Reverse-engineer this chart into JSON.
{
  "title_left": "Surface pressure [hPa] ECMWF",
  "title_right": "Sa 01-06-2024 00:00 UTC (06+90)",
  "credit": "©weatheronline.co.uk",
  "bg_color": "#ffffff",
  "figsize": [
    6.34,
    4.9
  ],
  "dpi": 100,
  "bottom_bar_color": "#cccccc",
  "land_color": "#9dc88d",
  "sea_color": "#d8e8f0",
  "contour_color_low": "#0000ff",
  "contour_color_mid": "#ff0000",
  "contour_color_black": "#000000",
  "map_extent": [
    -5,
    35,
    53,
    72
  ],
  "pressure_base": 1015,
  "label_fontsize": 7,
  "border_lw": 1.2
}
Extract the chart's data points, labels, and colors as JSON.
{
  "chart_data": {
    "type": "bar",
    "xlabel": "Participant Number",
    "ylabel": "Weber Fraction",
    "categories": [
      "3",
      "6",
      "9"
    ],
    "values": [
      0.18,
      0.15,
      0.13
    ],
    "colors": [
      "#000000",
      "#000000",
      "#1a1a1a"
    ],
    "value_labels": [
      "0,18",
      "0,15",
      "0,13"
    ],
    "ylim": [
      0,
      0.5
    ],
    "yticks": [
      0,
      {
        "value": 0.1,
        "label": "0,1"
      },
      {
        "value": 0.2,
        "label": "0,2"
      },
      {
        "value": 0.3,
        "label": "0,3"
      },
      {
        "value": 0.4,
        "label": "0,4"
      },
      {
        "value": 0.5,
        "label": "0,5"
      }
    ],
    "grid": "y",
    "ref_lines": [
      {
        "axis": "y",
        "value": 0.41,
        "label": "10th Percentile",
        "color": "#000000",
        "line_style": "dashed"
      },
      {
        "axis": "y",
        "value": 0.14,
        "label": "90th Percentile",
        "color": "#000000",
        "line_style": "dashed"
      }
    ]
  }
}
---------------
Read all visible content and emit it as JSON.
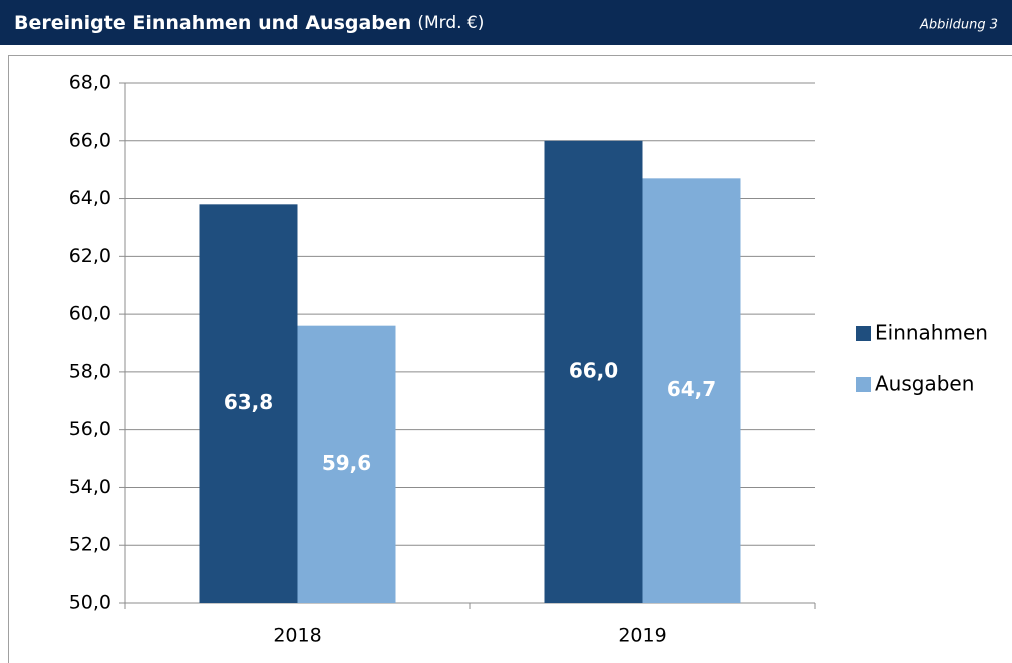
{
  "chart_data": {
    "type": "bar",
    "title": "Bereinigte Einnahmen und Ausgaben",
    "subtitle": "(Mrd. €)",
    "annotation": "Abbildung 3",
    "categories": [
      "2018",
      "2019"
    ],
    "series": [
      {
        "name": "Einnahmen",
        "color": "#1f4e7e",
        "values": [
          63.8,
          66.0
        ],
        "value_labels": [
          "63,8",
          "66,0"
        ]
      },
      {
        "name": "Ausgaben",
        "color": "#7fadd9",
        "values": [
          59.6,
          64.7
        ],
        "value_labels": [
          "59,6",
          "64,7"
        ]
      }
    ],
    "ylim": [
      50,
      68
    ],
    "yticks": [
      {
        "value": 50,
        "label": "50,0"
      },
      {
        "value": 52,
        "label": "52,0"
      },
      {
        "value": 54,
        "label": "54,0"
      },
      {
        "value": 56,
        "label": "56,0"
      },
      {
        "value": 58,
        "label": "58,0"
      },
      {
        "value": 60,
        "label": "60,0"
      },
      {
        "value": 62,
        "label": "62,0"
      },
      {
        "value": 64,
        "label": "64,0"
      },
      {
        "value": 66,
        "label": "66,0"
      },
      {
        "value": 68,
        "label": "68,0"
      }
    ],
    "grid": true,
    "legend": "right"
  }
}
---------------
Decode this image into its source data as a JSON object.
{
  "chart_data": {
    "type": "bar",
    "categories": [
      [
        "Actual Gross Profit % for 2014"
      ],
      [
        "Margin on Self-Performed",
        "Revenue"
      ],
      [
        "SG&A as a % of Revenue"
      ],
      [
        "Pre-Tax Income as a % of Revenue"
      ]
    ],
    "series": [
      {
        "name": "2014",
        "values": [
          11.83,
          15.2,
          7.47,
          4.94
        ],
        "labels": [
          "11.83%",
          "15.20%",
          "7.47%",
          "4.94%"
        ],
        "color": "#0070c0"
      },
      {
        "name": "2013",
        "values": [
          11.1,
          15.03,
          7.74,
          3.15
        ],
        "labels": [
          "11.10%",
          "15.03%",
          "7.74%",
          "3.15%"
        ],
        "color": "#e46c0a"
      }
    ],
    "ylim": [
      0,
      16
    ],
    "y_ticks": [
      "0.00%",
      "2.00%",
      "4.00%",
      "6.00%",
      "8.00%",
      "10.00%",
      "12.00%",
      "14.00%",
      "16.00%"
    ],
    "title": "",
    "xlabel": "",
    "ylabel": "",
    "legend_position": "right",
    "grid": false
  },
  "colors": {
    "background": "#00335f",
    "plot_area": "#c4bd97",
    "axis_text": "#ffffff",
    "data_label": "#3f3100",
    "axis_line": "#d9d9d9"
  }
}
---------------
> **What the task requires**: Write out each line of the data that holds the string "Percentile".

> **Completed exercise**:
        "label": "10th Percentile",
        "label": "90th Percentile",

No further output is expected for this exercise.